▶ WRITTEN EXERCISE: In the entries that follow, count each line containing "jouw" and state the total, nothing more.

▶ STORED RECORDS:
>> Begin
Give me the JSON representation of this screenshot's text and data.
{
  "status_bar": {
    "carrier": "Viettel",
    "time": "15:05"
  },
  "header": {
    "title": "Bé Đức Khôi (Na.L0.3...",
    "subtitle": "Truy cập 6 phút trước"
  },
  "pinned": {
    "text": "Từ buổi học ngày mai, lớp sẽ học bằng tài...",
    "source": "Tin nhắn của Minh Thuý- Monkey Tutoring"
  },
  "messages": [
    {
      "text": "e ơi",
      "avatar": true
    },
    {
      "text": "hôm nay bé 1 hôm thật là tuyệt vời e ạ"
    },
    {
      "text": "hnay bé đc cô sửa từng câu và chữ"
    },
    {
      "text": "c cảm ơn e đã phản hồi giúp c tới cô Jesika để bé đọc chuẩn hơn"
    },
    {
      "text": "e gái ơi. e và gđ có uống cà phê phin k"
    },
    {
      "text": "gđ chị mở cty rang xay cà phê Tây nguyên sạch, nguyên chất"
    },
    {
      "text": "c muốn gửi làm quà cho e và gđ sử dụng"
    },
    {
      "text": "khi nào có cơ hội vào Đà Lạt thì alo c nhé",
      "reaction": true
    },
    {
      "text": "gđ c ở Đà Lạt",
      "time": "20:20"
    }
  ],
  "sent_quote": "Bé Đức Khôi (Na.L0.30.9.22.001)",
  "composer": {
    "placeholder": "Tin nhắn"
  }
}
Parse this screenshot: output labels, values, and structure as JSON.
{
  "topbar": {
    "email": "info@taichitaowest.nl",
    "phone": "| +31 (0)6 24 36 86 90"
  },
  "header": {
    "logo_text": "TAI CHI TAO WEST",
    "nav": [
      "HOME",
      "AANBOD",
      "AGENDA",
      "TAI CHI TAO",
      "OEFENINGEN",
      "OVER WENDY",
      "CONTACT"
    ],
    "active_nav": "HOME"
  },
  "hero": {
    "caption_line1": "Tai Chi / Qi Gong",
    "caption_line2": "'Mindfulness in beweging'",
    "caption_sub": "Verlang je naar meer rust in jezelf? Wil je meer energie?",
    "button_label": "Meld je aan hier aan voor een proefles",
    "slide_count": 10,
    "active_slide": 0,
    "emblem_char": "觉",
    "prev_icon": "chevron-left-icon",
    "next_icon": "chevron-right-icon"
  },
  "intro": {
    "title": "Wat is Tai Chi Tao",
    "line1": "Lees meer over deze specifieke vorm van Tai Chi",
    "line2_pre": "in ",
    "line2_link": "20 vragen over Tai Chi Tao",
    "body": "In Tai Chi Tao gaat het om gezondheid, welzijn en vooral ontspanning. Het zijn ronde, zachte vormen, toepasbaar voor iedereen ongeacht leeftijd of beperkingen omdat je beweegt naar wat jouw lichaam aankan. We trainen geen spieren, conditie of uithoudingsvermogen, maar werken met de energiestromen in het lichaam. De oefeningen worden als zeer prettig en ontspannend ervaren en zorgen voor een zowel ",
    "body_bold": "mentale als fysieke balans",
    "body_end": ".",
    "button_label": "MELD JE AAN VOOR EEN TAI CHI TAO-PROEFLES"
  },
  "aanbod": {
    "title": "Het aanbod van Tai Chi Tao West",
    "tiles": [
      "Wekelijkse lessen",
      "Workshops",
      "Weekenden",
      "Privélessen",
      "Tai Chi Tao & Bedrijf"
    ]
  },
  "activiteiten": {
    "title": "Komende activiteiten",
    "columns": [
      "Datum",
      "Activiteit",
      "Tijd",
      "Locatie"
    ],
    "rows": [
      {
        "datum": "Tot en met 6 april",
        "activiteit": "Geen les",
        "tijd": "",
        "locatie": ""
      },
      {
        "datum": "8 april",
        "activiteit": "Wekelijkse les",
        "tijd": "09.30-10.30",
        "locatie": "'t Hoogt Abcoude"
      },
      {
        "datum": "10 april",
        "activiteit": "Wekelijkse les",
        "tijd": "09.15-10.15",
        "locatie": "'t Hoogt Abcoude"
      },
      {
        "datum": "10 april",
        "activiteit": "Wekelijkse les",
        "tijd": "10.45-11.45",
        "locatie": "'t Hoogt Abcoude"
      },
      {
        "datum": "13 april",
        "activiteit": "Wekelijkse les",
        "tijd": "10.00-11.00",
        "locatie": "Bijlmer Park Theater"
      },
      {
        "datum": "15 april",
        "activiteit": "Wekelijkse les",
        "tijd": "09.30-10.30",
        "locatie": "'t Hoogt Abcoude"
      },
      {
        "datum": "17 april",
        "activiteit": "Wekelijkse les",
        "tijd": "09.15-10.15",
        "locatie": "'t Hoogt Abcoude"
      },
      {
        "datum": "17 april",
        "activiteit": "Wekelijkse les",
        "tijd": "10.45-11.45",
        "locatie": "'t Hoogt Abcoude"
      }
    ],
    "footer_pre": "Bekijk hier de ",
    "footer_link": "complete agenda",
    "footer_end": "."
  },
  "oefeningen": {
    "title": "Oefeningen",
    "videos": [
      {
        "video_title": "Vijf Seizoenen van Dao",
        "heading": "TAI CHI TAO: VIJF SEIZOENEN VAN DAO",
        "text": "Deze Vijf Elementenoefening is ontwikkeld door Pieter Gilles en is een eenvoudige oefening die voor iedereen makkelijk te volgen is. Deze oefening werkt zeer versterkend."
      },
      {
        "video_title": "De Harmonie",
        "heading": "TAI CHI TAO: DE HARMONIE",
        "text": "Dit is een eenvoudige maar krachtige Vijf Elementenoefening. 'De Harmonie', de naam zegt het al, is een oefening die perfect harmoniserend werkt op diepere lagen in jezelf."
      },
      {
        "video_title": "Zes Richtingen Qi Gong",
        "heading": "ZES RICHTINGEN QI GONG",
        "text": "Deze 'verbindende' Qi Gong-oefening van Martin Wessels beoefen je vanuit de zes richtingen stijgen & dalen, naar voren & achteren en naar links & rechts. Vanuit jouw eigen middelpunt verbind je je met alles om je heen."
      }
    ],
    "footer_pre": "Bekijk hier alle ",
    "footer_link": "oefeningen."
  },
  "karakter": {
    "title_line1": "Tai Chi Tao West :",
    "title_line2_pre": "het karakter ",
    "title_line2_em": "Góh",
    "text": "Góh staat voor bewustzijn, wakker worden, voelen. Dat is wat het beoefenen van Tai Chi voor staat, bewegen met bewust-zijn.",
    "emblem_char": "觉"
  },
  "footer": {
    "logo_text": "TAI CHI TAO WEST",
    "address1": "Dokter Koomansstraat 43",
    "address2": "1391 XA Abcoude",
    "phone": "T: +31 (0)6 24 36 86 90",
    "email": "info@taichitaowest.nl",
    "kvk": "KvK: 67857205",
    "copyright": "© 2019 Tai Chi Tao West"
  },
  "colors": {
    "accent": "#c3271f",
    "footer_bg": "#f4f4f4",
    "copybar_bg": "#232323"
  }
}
>> End
▶ PROBLEM SOLUTION: 2